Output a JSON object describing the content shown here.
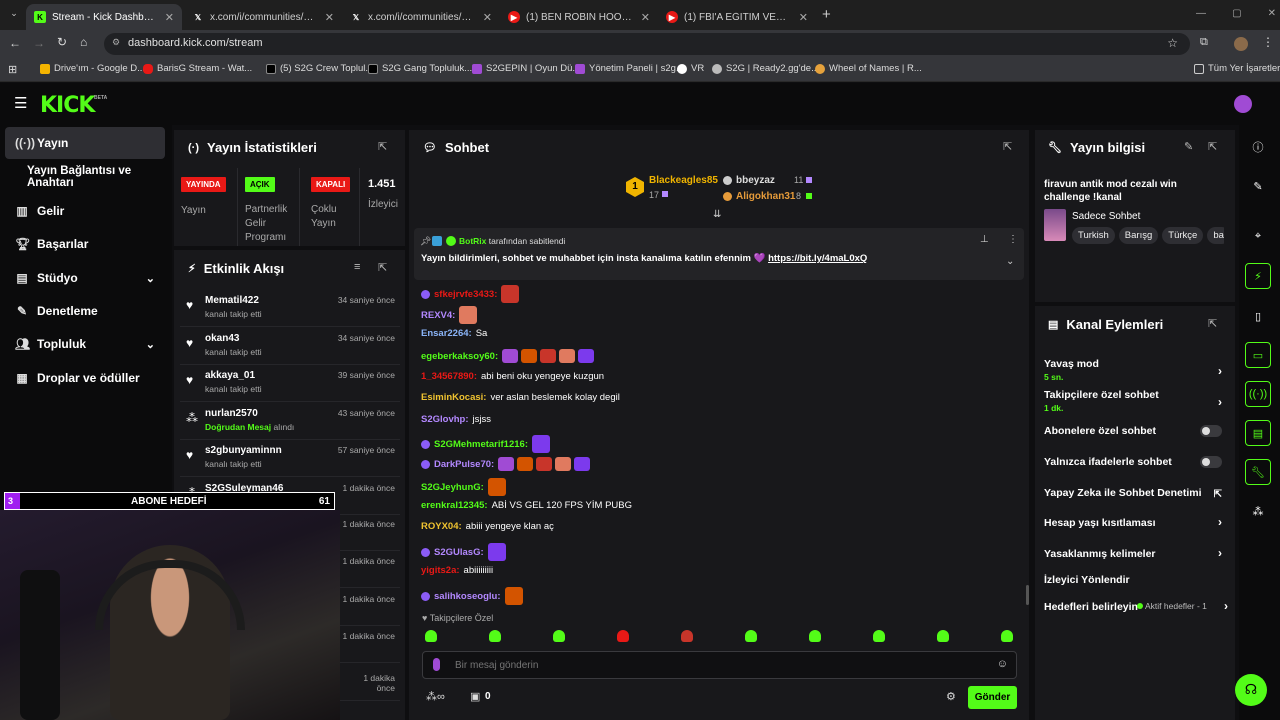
{
  "browser": {
    "tabs": [
      {
        "title": "Stream - Kick Dashboard",
        "icon": "kick-icon",
        "active": true
      },
      {
        "title": "x.com/i/communities/1960386...",
        "icon": "x-icon"
      },
      {
        "title": "x.com/i/communities/1835319...",
        "icon": "x-icon"
      },
      {
        "title": "(1) BEN ROBIN HOOD | Madara",
        "icon": "youtube-icon"
      },
      {
        "title": "(1) FBI'A EĞİTİM VEREN SERİ KA",
        "icon": "youtube-icon"
      }
    ],
    "new_tab": "+",
    "url": "dashboard.kick.com/stream",
    "bookmarks": [
      "Drive'ım - Google D...",
      "BarisG Stream - Wat...",
      "(5) S2G Crew Toplul...",
      "S2G Gang Topluluk...",
      "S2GEPIN | Oyun Dü...",
      "Yönetim Paneli | s2g...",
      "VR",
      "S2G | Ready2.gg'de...",
      "Wheel of Names | R..."
    ],
    "all_bookmarks": "Tüm Yer İşaretleri"
  },
  "kick": {
    "logo": "KICK",
    "beta": "BETA",
    "accent": "#53fc18"
  },
  "sidebar": {
    "items": [
      {
        "label": "Yayın",
        "icon": "broadcast-icon",
        "active": true
      },
      {
        "label": "Yayın Bağlantısı ve Anahtarı",
        "icon": ""
      },
      {
        "label": "Gelir",
        "icon": "revenue-icon"
      },
      {
        "label": "Başarılar",
        "icon": "trophy-icon"
      },
      {
        "label": "Stüdyo",
        "icon": "studio-icon",
        "expand": true
      },
      {
        "label": "Denetleme",
        "icon": "moderation-icon"
      },
      {
        "label": "Topluluk",
        "icon": "community-icon",
        "expand": true
      },
      {
        "label": "Droplar ve ödüller",
        "icon": "drops-icon"
      }
    ]
  },
  "stats": {
    "title": "Yayın İstatistikleri",
    "items": [
      {
        "badge": "YAYINDA",
        "badge_color": "#e91916",
        "label": "Yayın"
      },
      {
        "badge": "AÇIK",
        "badge_color": "#53fc18",
        "label": "Partnerlik Gelir Programı"
      },
      {
        "badge": "KAPALI",
        "badge_color": "#e91916",
        "label": "Çoklu Yayın"
      },
      {
        "badge": "1.451",
        "label": "İzleyici"
      }
    ]
  },
  "activity": {
    "title": "Etkinlik Akışı",
    "items": [
      {
        "user": "Mematil422",
        "desc": "kanalı takip etti",
        "time": "34 saniye önce",
        "icon": "heart-icon"
      },
      {
        "user": "okan43",
        "desc": "kanalı takip etti",
        "time": "34 saniye önce",
        "icon": "heart-icon"
      },
      {
        "user": "akkaya_01",
        "desc": "kanalı takip etti",
        "time": "39 saniye önce",
        "icon": "heart-icon"
      },
      {
        "user": "nurlan2570",
        "desc_hl": "Doğrudan Mesaj",
        "desc": "alındı",
        "time": "43 saniye önce",
        "icon": "dm-icon"
      },
      {
        "user": "s2gbunyaminnn",
        "desc": "kanalı takip etti",
        "time": "57 saniye önce",
        "icon": "heart-icon"
      },
      {
        "user": "S2GSuleyman46",
        "desc_hl": "Doğrudan Mesaj",
        "desc": "alındı",
        "time": "1 dakika önce",
        "icon": "dm-icon"
      },
      {
        "user": "",
        "desc": "",
        "time": "1 dakika önce",
        "icon": ""
      },
      {
        "user": "",
        "desc": "",
        "time": "1 dakika önce",
        "icon": ""
      },
      {
        "user": "",
        "desc": "",
        "time": "1 dakika önce",
        "icon": ""
      },
      {
        "user": "",
        "desc": "",
        "time": "1 dakika önce",
        "icon": ""
      },
      {
        "user": "",
        "desc": "",
        "time": "1 dakika önce",
        "icon": ""
      }
    ]
  },
  "overlay": {
    "goal_left": "3",
    "goal_label": "ABONE HEDEFİ",
    "goal_right": "61"
  },
  "chat": {
    "title": "Sohbet",
    "leaders": [
      {
        "rank": "1",
        "name": "Blackeagles85",
        "count": "17"
      },
      {
        "name": "bbeyzaz",
        "count": "11"
      },
      {
        "name": "Aligokhan31",
        "count": "8"
      }
    ],
    "pinned": {
      "by_user": "BotRix",
      "by_suffix": "tarafından sabitlendi",
      "text": "Yayın bildirimleri, sohbet ve muhabbet için insta kanalıma katılın efennim 💜",
      "link": "https://bit.ly/4maL0xQ"
    },
    "messages": [
      {
        "user": "sfkejrvfe3433:",
        "color": "#e91916",
        "text": "",
        "emotes": 1
      },
      {
        "user": "REXV4:",
        "color": "#b388ff",
        "text": "",
        "emotes": 1
      },
      {
        "user": "Ensar2264:",
        "color": "#8ab4f8",
        "text": "Sa",
        "emotes": 0
      },
      {
        "user": "egeberkaksoy60:",
        "color": "#53fc18",
        "text": "",
        "emotes": 5
      },
      {
        "user": "1_34567890:",
        "color": "#e91916",
        "text": "abi beni oku yengeye kuzgun",
        "emotes": 0
      },
      {
        "user": "EsiminKocasi:",
        "color": "#f0c330",
        "text": "ver aslan beslemek kolay degil",
        "emotes": 0
      },
      {
        "user": "S2Glovhp:",
        "color": "#b388ff",
        "text": "jsjss",
        "emotes": 0
      },
      {
        "user": "S2GMehmetarif1216:",
        "color": "#53fc18",
        "text": "",
        "emotes": 1
      },
      {
        "user": "DarkPulse70:",
        "color": "#b388ff",
        "text": "",
        "emotes": 5
      },
      {
        "user": "S2GJeyhunG:",
        "color": "#53fc18",
        "text": "",
        "emotes": 1
      },
      {
        "user": "erenkral12345:",
        "color": "#53fc18",
        "text": "ABİ VS GEL 120 FPS YİM PUBG",
        "emotes": 0
      },
      {
        "user": "ROYX04:",
        "color": "#f0c330",
        "text": "abiii yengeye klan aç",
        "emotes": 0
      },
      {
        "user": "S2GUlasG:",
        "color": "#b388ff",
        "text": "",
        "emotes": 1
      },
      {
        "user": "yigits2a:",
        "color": "#e91916",
        "text": "abiiiiiiiii",
        "emotes": 0
      },
      {
        "user": "salihkoseoglu:",
        "color": "#b388ff",
        "text": "",
        "emotes": 1
      }
    ],
    "followers_only": "Takipçilere Özel",
    "input_placeholder": "Bir mesaj gönderin",
    "points": "0",
    "send_label": "Gönder"
  },
  "stream_info": {
    "title": "Yayın bilgisi",
    "stream_title": "firavun antik mod cezalı win challenge !kanal",
    "category": "Sadece Sohbet",
    "tags": [
      "Turkish",
      "Barışg",
      "Türkçe",
      "ba"
    ]
  },
  "channel_actions": {
    "title": "Kanal Eylemleri",
    "items": [
      {
        "label": "Yavaş mod",
        "sub": "5 sn.",
        "type": "chevron"
      },
      {
        "label": "Takipçilere özel sohbet",
        "sub": "1 dk.",
        "type": "chevron"
      },
      {
        "label": "Abonelere özel sohbet",
        "type": "toggle"
      },
      {
        "label": "Yalnızca ifadelerle sohbet",
        "type": "toggle"
      },
      {
        "label": "Yapay Zeka ile Sohbet Denetimi",
        "type": "external"
      },
      {
        "label": "Hesap yaşı kısıtlaması",
        "type": "chevron"
      },
      {
        "label": "Yasaklanmış kelimeler",
        "type": "chevron"
      },
      {
        "label": "İzleyici Yönlendir",
        "type": "none"
      },
      {
        "label": "Hedefleri belirleyin",
        "sub_inline": "Aktif hedefler - 1",
        "type": "chevron"
      }
    ]
  }
}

________________________________________

- _What the task requires_: Quote the records in full and exactly; skip any image.

- _Expected output_:
Output a JSON object describing the content shown here.
{
  "browser": {
    "tabs": [
      {
        "title": "Stream - Kick Dashboard",
        "icon": "kick-icon",
        "active": true
      },
      {
        "title": "x.com/i/communities/1960386...",
        "icon": "x-icon"
      },
      {
        "title": "x.com/i/communities/1835319...",
        "icon": "x-icon"
      },
      {
        "title": "(1) BEN ROBIN HOOD | Madara",
        "icon": "youtube-icon"
      },
      {
        "title": "(1) FBI'A EĞİTİM VEREN SERİ KA",
        "icon": "youtube-icon"
      }
    ],
    "new_tab": "+",
    "url": "dashboard.kick.com/stream",
    "bookmarks": [
      "Drive'ım - Google D...",
      "BarisG Stream - Wat...",
      "(5) S2G Crew Toplul...",
      "S2G Gang Topluluk...",
      "S2GEPIN | Oyun Dü...",
      "Yönetim Paneli | s2g...",
      "VR",
      "S2G | Ready2.gg'de...",
      "Wheel of Names | R..."
    ],
    "all_bookmarks": "Tüm Yer İşaretleri"
  },
  "kick": {
    "logo": "KICK",
    "beta": "BETA",
    "accent": "#53fc18"
  },
  "sidebar": {
    "items": [
      {
        "label": "Yayın",
        "icon": "broadcast-icon",
        "active": true
      },
      {
        "label": "Yayın Bağlantısı ve Anahtarı",
        "icon": ""
      },
      {
        "label": "Gelir",
        "icon": "revenue-icon"
      },
      {
        "label": "Başarılar",
        "icon": "trophy-icon"
      },
      {
        "label": "Stüdyo",
        "icon": "studio-icon",
        "expand": true
      },
      {
        "label": "Denetleme",
        "icon": "moderation-icon"
      },
      {
        "label": "Topluluk",
        "icon": "community-icon",
        "expand": true
      },
      {
        "label": "Droplar ve ödüller",
        "icon": "drops-icon"
      }
    ]
  },
  "stats": {
    "title": "Yayın İstatistikleri",
    "items": [
      {
        "badge": "YAYINDA",
        "badge_color": "#e91916",
        "label": "Yayın"
      },
      {
        "badge": "AÇIK",
        "badge_color": "#53fc18",
        "label": "Partnerlik Gelir Programı"
      },
      {
        "badge": "KAPALI",
        "badge_color": "#e91916",
        "label": "Çoklu Yayın"
      },
      {
        "badge": "1.451",
        "label": "İzleyici"
      }
    ]
  },
  "activity": {
    "title": "Etkinlik Akışı",
    "items": [
      {
        "user": "Mematil422",
        "desc": "kanalı takip etti",
        "time": "34 saniye önce",
        "icon": "heart-icon"
      },
      {
        "user": "okan43",
        "desc": "kanalı takip etti",
        "time": "34 saniye önce",
        "icon": "heart-icon"
      },
      {
        "user": "akkaya_01",
        "desc": "kanalı takip etti",
        "time": "39 saniye önce",
        "icon": "heart-icon"
      },
      {
        "user": "nurlan2570",
        "desc_hl": "Doğrudan Mesaj",
        "desc": "alındı",
        "time": "43 saniye önce",
        "icon": "dm-icon"
      },
      {
        "user": "s2gbunyaminnn",
        "desc": "kanalı takip etti",
        "time": "57 saniye önce",
        "icon": "heart-icon"
      },
      {
        "user": "S2GSuleyman46",
        "desc_hl": "Doğrudan Mesaj",
        "desc": "alındı",
        "time": "1 dakika önce",
        "icon": "dm-icon"
      },
      {
        "user": "",
        "desc": "",
        "time": "1 dakika önce",
        "icon": ""
      },
      {
        "user": "",
        "desc": "",
        "time": "1 dakika önce",
        "icon": ""
      },
      {
        "user": "",
        "desc": "",
        "time": "1 dakika önce",
        "icon": ""
      },
      {
        "user": "",
        "desc": "",
        "time": "1 dakika önce",
        "icon": ""
      },
      {
        "user": "",
        "desc": "",
        "time": "1 dakika önce",
        "icon": ""
      }
    ]
  },
  "overlay": {
    "goal_left": "3",
    "goal_label": "ABONE HEDEFİ",
    "goal_right": "61"
  },
  "chat": {
    "title": "Sohbet",
    "leaders": [
      {
        "rank": "1",
        "name": "Blackeagles85",
        "count": "17"
      },
      {
        "name": "bbeyzaz",
        "count": "11"
      },
      {
        "name": "Aligokhan31",
        "count": "8"
      }
    ],
    "pinned": {
      "by_user": "BotRix",
      "by_suffix": "tarafından sabitlendi",
      "text": "Yayın bildirimleri, sohbet ve muhabbet için insta kanalıma katılın efennim 💜",
      "link": "https://bit.ly/4maL0xQ"
    },
    "messages": [
      {
        "user": "sfkejrvfe3433:",
        "color": "#e91916",
        "text": "",
        "emotes": 1
      },
      {
        "user": "REXV4:",
        "color": "#b388ff",
        "text": "",
        "emotes": 1
      },
      {
        "user": "Ensar2264:",
        "color": "#8ab4f8",
        "text": "Sa",
        "emotes": 0
      },
      {
        "user": "egeberkaksoy60:",
        "color": "#53fc18",
        "text": "",
        "emotes": 5
      },
      {
        "user": "1_34567890:",
        "color": "#e91916",
        "text": "abi beni oku yengeye kuzgun",
        "emotes": 0
      },
      {
        "user": "EsiminKocasi:",
        "color": "#f0c330",
        "text": "ver aslan beslemek kolay degil",
        "emotes": 0
      },
      {
        "user": "S2Glovhp:",
        "color": "#b388ff",
        "text": "jsjss",
        "emotes": 0
      },
      {
        "user": "S2GMehmetarif1216:",
        "color": "#53fc18",
        "text": "",
        "emotes": 1
      },
      {
        "user": "DarkPulse70:",
        "color": "#b388ff",
        "text": "",
        "emotes": 5
      },
      {
        "user": "S2GJeyhunG:",
        "color": "#53fc18",
        "text": "",
        "emotes": 1
      },
      {
        "user": "erenkral12345:",
        "color": "#53fc18",
        "text": "ABİ VS GEL 120 FPS YİM PUBG",
        "emotes": 0
      },
      {
        "user": "ROYX04:",
        "color": "#f0c330",
        "text": "abiii yengeye klan aç",
        "emotes": 0
      },
      {
        "user": "S2GUlasG:",
        "color": "#b388ff",
        "text": "",
        "emotes": 1
      },
      {
        "user": "yigits2a:",
        "color": "#e91916",
        "text": "abiiiiiiiii",
        "emotes": 0
      },
      {
        "user": "salihkoseoglu:",
        "color": "#b388ff",
        "text": "",
        "emotes": 1
      }
    ],
    "followers_only": "Takipçilere Özel",
    "input_placeholder": "Bir mesaj gönderin",
    "points": "0",
    "send_label": "Gönder"
  },
  "stream_info": {
    "title": "Yayın bilgisi",
    "stream_title": "firavun antik mod cezalı win challenge !kanal",
    "category": "Sadece Sohbet",
    "tags": [
      "Turkish",
      "Barışg",
      "Türkçe",
      "ba"
    ]
  },
  "channel_actions": {
    "title": "Kanal Eylemleri",
    "items": [
      {
        "label": "Yavaş mod",
        "sub": "5 sn.",
        "type": "chevron"
      },
      {
        "label": "Takipçilere özel sohbet",
        "sub": "1 dk.",
        "type": "chevron"
      },
      {
        "label": "Abonelere özel sohbet",
        "type": "toggle"
      },
      {
        "label": "Yalnızca ifadelerle sohbet",
        "type": "toggle"
      },
      {
        "label": "Yapay Zeka ile Sohbet Denetimi",
        "type": "external"
      },
      {
        "label": "Hesap yaşı kısıtlaması",
        "type": "chevron"
      },
      {
        "label": "Yasaklanmış kelimeler",
        "type": "chevron"
      },
      {
        "label": "İzleyici Yönlendir",
        "type": "none"
      },
      {
        "label": "Hedefleri belirleyin",
        "sub_inline": "Aktif hedefler - 1",
        "type": "chevron"
      }
    ]
  }
}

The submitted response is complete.